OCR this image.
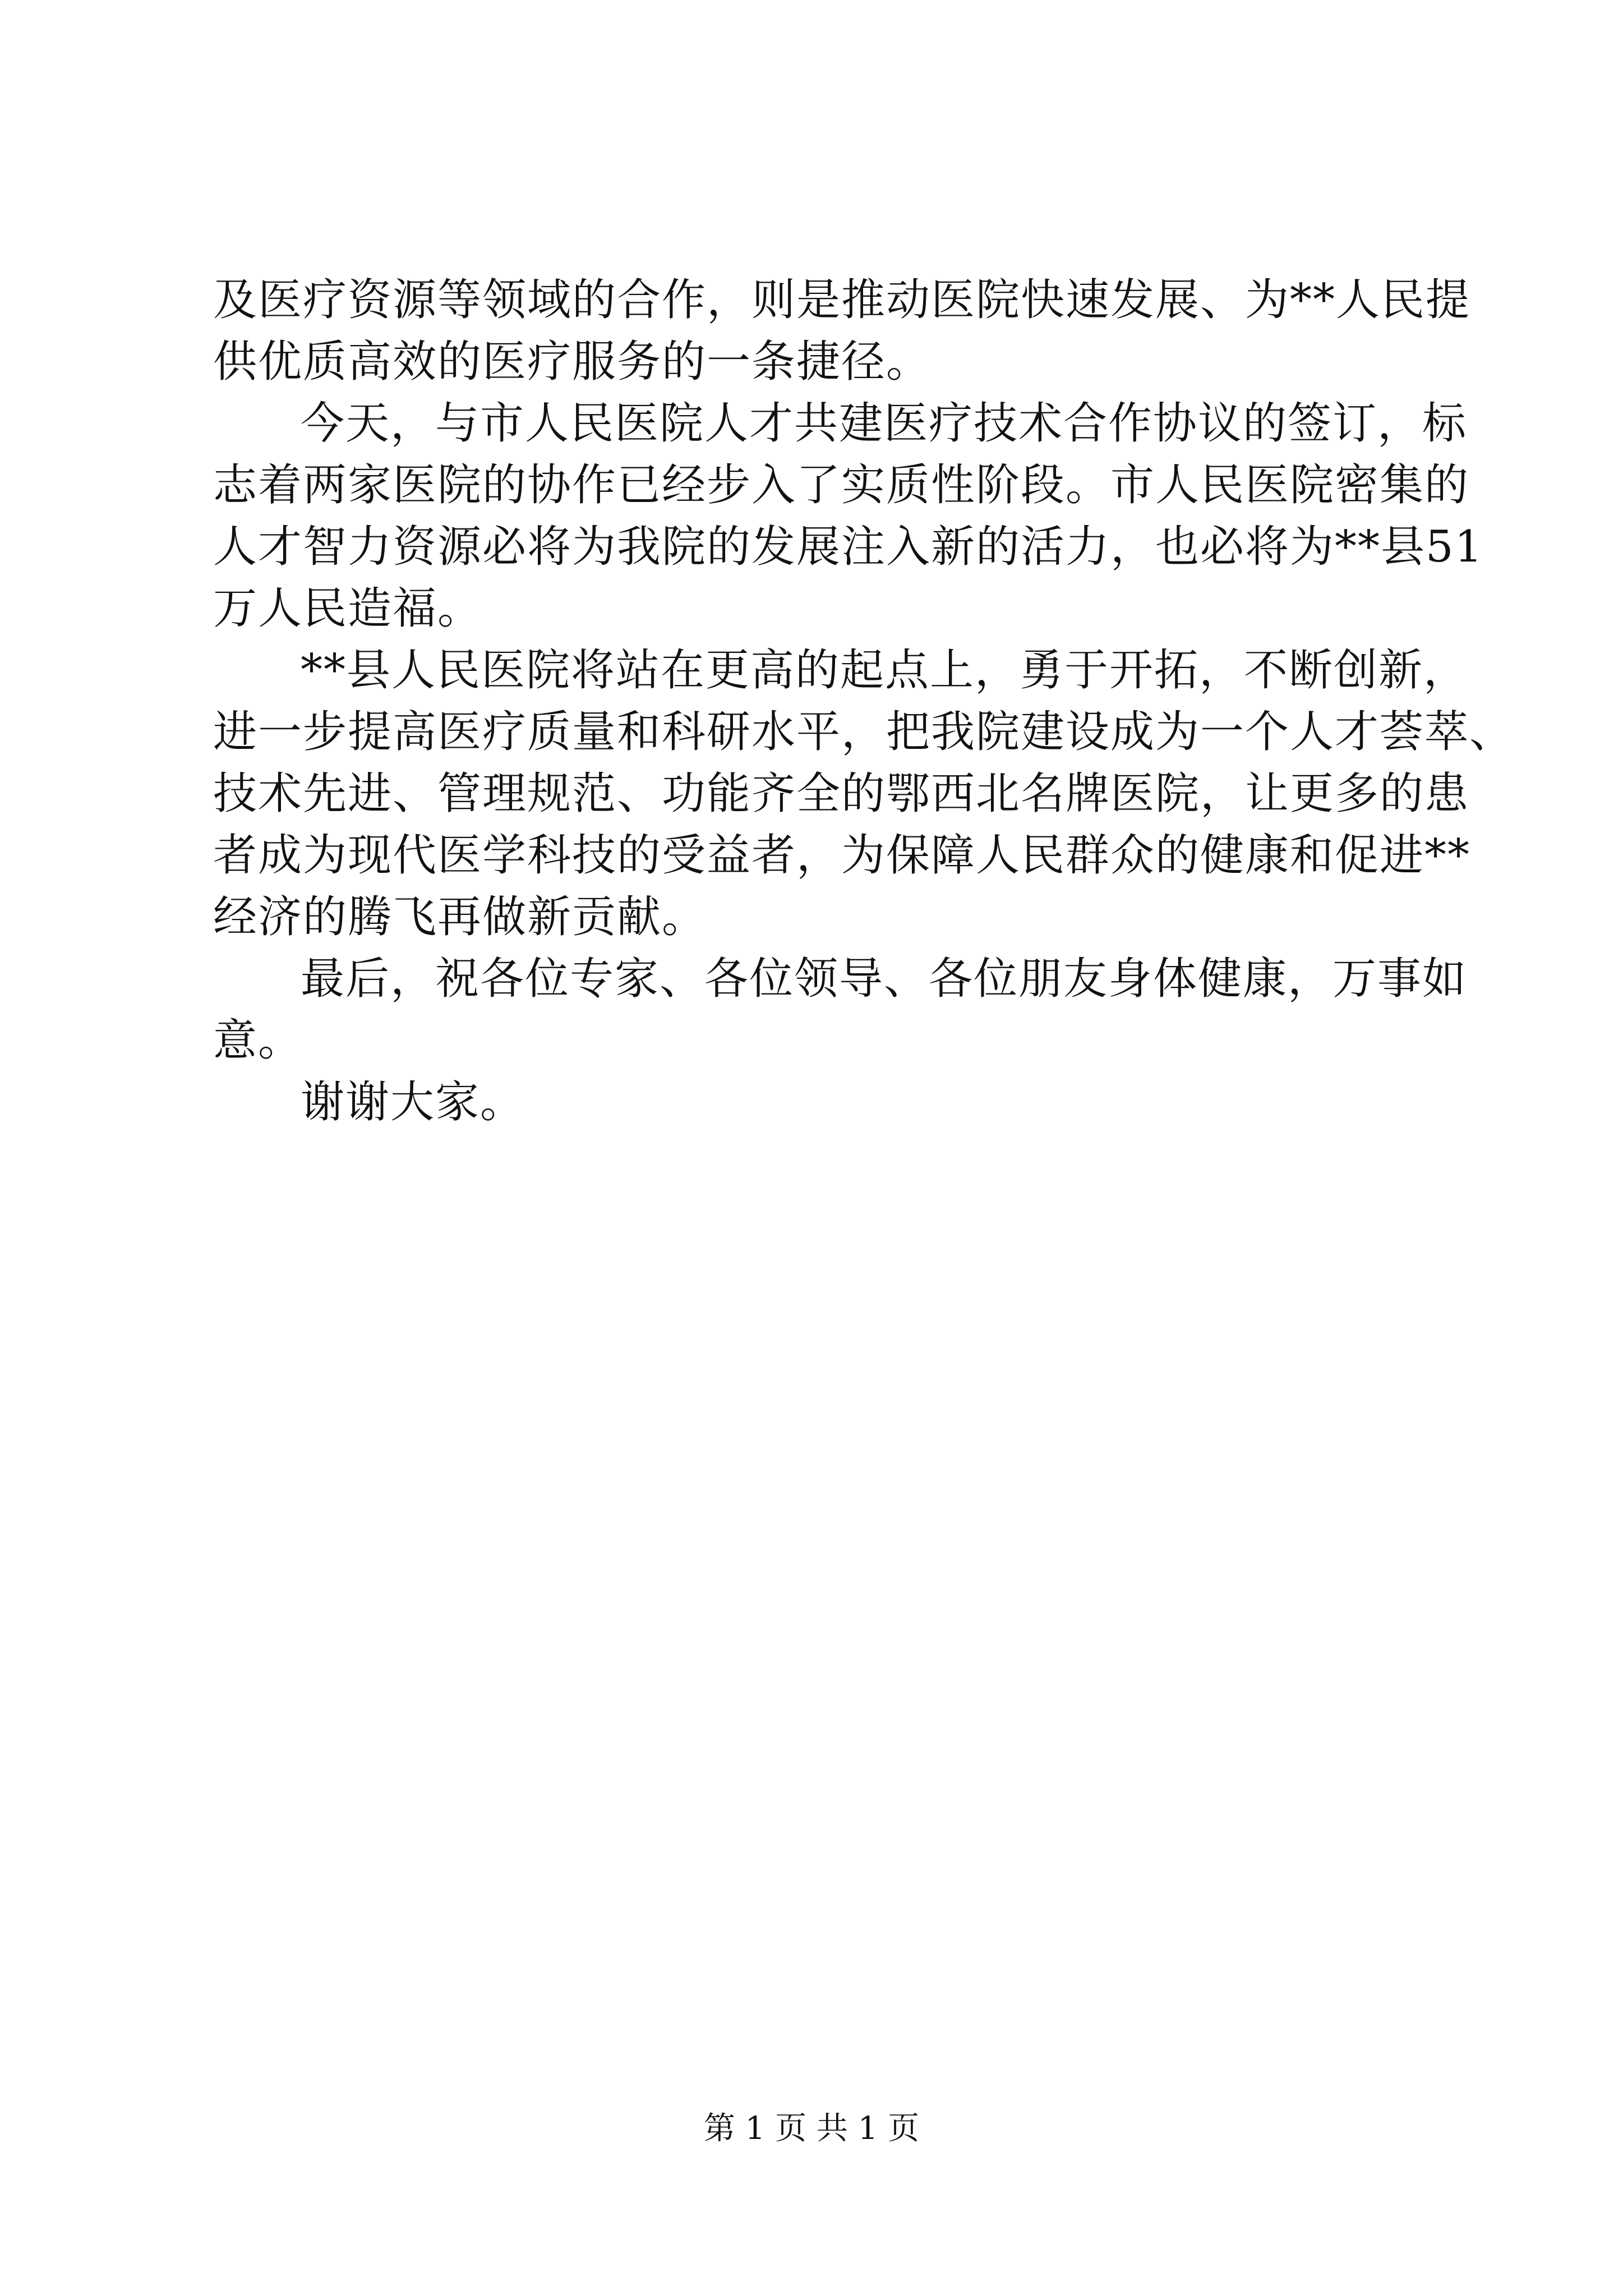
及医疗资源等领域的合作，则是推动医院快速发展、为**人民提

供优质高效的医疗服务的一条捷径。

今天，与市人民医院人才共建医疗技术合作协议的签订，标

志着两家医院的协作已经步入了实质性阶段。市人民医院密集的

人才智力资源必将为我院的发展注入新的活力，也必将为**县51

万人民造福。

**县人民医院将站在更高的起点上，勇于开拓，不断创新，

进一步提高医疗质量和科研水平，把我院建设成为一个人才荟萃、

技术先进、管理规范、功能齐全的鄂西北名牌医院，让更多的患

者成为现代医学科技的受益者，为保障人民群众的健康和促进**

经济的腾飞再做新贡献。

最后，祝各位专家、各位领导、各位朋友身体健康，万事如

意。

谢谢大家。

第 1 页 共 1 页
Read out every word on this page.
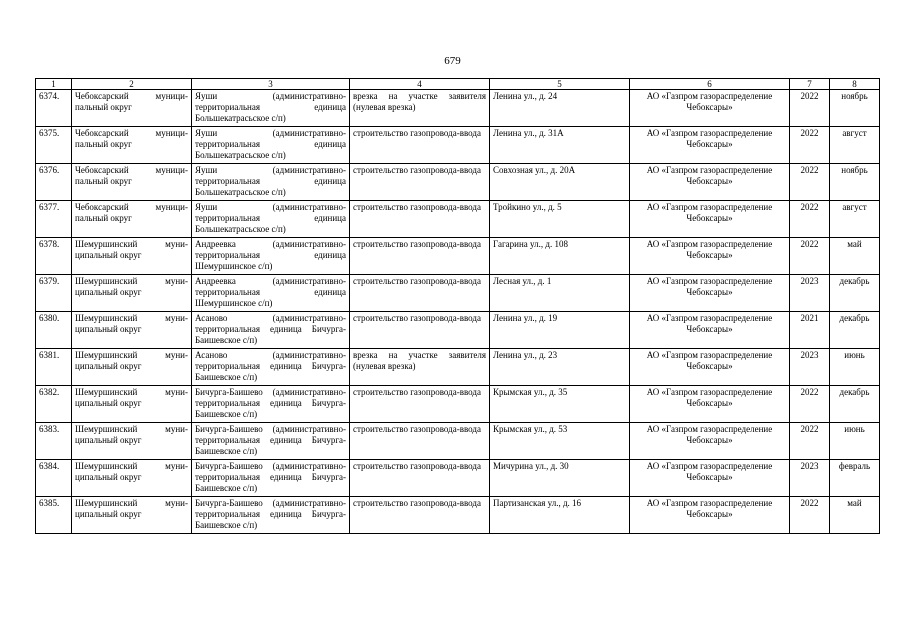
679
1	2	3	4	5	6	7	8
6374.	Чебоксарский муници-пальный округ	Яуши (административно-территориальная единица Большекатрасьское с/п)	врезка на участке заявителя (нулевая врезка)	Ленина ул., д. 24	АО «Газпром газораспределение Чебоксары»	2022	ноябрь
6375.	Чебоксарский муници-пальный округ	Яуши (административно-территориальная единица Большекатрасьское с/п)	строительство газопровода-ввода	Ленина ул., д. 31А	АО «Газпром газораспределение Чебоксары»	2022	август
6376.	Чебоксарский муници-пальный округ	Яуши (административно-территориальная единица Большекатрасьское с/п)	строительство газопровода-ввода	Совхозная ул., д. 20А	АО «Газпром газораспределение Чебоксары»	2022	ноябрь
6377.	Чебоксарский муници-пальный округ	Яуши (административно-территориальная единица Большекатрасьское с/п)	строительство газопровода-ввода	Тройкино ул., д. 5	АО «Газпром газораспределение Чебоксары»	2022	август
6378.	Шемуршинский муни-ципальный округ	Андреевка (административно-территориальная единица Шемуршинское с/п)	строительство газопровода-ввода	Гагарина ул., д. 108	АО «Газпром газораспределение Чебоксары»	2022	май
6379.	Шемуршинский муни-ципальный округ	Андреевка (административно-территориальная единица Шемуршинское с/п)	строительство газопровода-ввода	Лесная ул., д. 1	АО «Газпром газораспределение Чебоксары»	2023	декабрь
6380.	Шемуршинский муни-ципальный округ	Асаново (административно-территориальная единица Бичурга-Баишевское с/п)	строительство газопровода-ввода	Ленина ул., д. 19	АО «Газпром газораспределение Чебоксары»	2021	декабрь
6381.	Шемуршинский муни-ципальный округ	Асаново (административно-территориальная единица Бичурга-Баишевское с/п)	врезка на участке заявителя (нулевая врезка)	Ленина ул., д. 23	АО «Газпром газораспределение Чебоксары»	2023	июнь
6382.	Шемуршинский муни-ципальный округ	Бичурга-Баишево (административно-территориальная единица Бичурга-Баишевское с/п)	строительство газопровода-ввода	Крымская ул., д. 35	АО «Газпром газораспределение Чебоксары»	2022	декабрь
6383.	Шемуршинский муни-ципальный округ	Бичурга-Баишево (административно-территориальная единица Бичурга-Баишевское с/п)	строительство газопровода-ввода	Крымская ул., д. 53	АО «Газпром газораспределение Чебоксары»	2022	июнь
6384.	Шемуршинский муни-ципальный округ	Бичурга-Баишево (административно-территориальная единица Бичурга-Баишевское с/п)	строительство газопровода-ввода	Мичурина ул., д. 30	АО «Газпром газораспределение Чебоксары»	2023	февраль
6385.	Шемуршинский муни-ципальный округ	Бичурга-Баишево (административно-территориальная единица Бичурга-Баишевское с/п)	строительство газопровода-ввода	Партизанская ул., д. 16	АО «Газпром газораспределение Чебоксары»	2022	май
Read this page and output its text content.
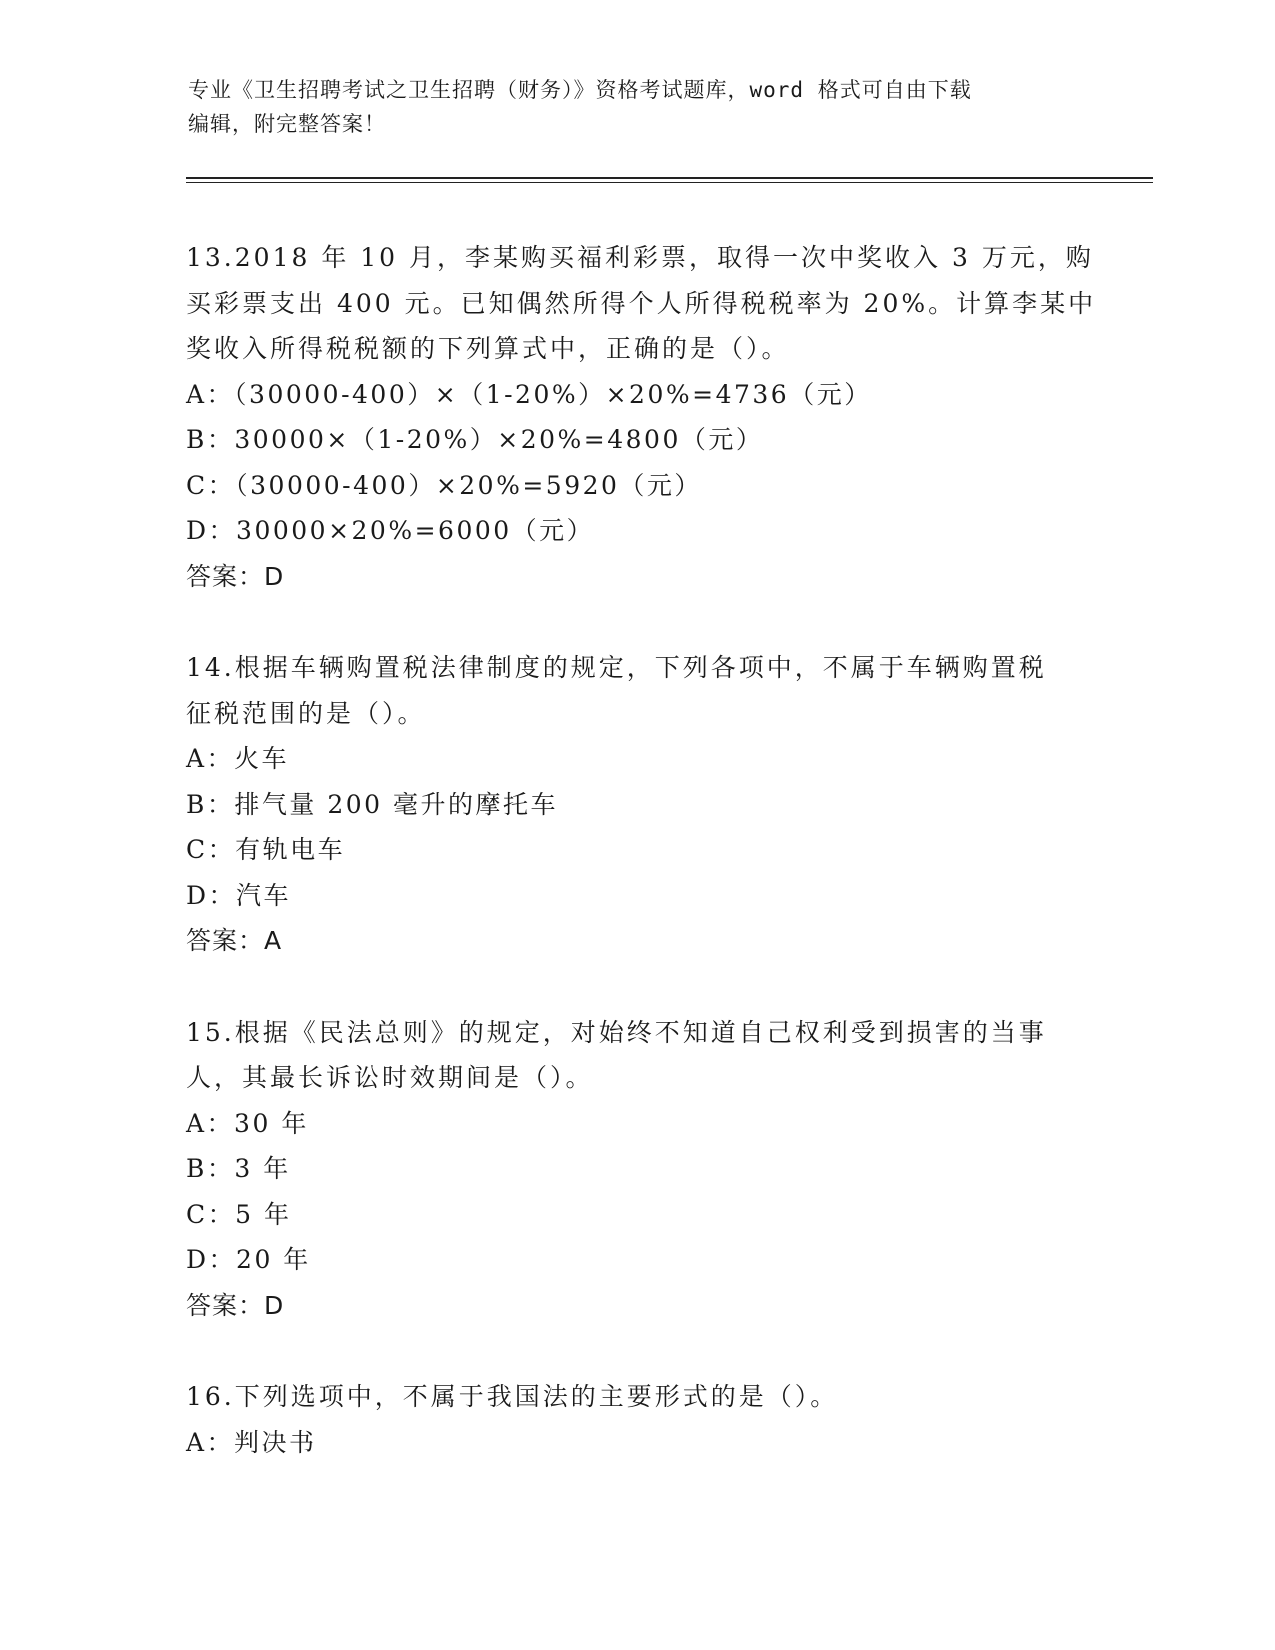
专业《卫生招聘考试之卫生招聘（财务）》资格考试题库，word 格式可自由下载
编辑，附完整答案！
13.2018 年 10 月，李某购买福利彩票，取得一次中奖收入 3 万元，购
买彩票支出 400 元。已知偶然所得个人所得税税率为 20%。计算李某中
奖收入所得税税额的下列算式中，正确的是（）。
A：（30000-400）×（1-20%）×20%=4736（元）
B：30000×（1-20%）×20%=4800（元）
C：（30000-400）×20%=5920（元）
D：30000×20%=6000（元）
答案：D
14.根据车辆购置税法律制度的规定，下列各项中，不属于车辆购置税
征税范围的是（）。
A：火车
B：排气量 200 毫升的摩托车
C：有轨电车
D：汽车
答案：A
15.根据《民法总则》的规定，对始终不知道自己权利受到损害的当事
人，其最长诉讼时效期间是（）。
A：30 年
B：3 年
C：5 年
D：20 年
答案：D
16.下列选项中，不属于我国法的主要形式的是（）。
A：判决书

· · · · ·

Nothing in the entries above should change when they are printed again, except that the pictures are dropped.

OCR this image.
及医疗资源等领域的合作，则是推动医院快速发展、为**人民提

供优质高效的医疗服务的一条捷径。

今天，与市人民医院人才共建医疗技术合作协议的签订，标

志着两家医院的协作已经步入了实质性阶段。市人民医院密集的

人才智力资源必将为我院的发展注入新的活力，也必将为**县51

万人民造福。

**县人民医院将站在更高的起点上，勇于开拓，不断创新，

进一步提高医疗质量和科研水平，把我院建设成为一个人才荟萃、

技术先进、管理规范、功能齐全的鄂西北名牌医院，让更多的患

者成为现代医学科技的受益者，为保障人民群众的健康和促进**

经济的腾飞再做新贡献。

最后，祝各位专家、各位领导、各位朋友身体健康，万事如

意。

谢谢大家。

第 1 页 共 1 页
Read out every word on this page.
679
1	2	3	4	5	6	7	8
6374.	Чебоксарский муници-пальный округ	Яуши (административно-территориальная единица Большекатрасьское с/п)	врезка на участке заявителя (нулевая врезка)	Ленина ул., д. 24	АО «Газпром газораспределение Чебоксары»	2022	ноябрь
6375.	Чебоксарский муници-пальный округ	Яуши (административно-территориальная единица Большекатрасьское с/п)	строительство газопровода-ввода	Ленина ул., д. 31А	АО «Газпром газораспределение Чебоксары»	2022	август
6376.	Чебоксарский муници-пальный округ	Яуши (административно-территориальная единица Большекатрасьское с/п)	строительство газопровода-ввода	Совхозная ул., д. 20А	АО «Газпром газораспределение Чебоксары»	2022	ноябрь
6377.	Чебоксарский муници-пальный округ	Яуши (административно-территориальная единица Большекатрасьское с/п)	строительство газопровода-ввода	Тройкино ул., д. 5	АО «Газпром газораспределение Чебоксары»	2022	август
6378.	Шемуршинский муни-ципальный округ	Андреевка (административно-территориальная единица Шемуршинское с/п)	строительство газопровода-ввода	Гагарина ул., д. 108	АО «Газпром газораспределение Чебоксары»	2022	май
6379.	Шемуршинский муни-ципальный округ	Андреевка (административно-территориальная единица Шемуршинское с/п)	строительство газопровода-ввода	Лесная ул., д. 1	АО «Газпром газораспределение Чебоксары»	2023	декабрь
6380.	Шемуршинский муни-ципальный округ	Асаново (административно-территориальная единица Бичурга-Баишевское с/п)	строительство газопровода-ввода	Ленина ул., д. 19	АО «Газпром газораспределение Чебоксары»	2021	декабрь
6381.	Шемуршинский муни-ципальный округ	Асаново (административно-территориальная единица Бичурга-Баишевское с/п)	врезка на участке заявителя (нулевая врезка)	Ленина ул., д. 23	АО «Газпром газораспределение Чебоксары»	2023	июнь
6382.	Шемуршинский муни-ципальный округ	Бичурга-Баишево (административно-территориальная единица Бичурга-Баишевское с/п)	строительство газопровода-ввода	Крымская ул., д. 35	АО «Газпром газораспределение Чебоксары»	2022	декабрь
6383.	Шемуршинский муни-ципальный округ	Бичурга-Баишево (административно-территориальная единица Бичурга-Баишевское с/п)	строительство газопровода-ввода	Крымская ул., д. 53	АО «Газпром газораспределение Чебоксары»	2022	июнь
6384.	Шемуршинский муни-ципальный округ	Бичурга-Баишево (административно-территориальная единица Бичурга-Баишевское с/п)	строительство газопровода-ввода	Мичурина ул., д. 30	АО «Газпром газораспределение Чебоксары»	2023	февраль
6385.	Шемуршинский муни-ципальный округ	Бичурга-Баишево (административно-территориальная единица Бичурга-Баишевское с/п)	строительство газопровода-ввода	Партизанская ул., д. 16	АО «Газпром газораспределение Чебоксары»	2022	май
Read this page and output its text content.
专业《卫生招聘考试之卫生招聘（财务）》资格考试题库，word 格式可自由下载
编辑，附完整答案！
13.2018 年 10 月，李某购买福利彩票，取得一次中奖收入 3 万元，购
买彩票支出 400 元。已知偶然所得个人所得税税率为 20%。计算李某中
奖收入所得税税额的下列算式中，正确的是（）。
A：（30000-400）×（1-20%）×20%=4736（元）
B：30000×（1-20%）×20%=4800（元）
C：（30000-400）×20%=5920（元）
D：30000×20%=6000（元）
答案：D
14.根据车辆购置税法律制度的规定，下列各项中，不属于车辆购置税
征税范围的是（）。
A：火车
B：排气量 200 毫升的摩托车
C：有轨电车
D：汽车
答案：A
15.根据《民法总则》的规定，对始终不知道自己权利受到损害的当事
人，其最长诉讼时效期间是（）。
A：30 年
B：3 年
C：5 年
D：20 年
答案：D
16.下列选项中，不属于我国法的主要形式的是（）。
A：判决书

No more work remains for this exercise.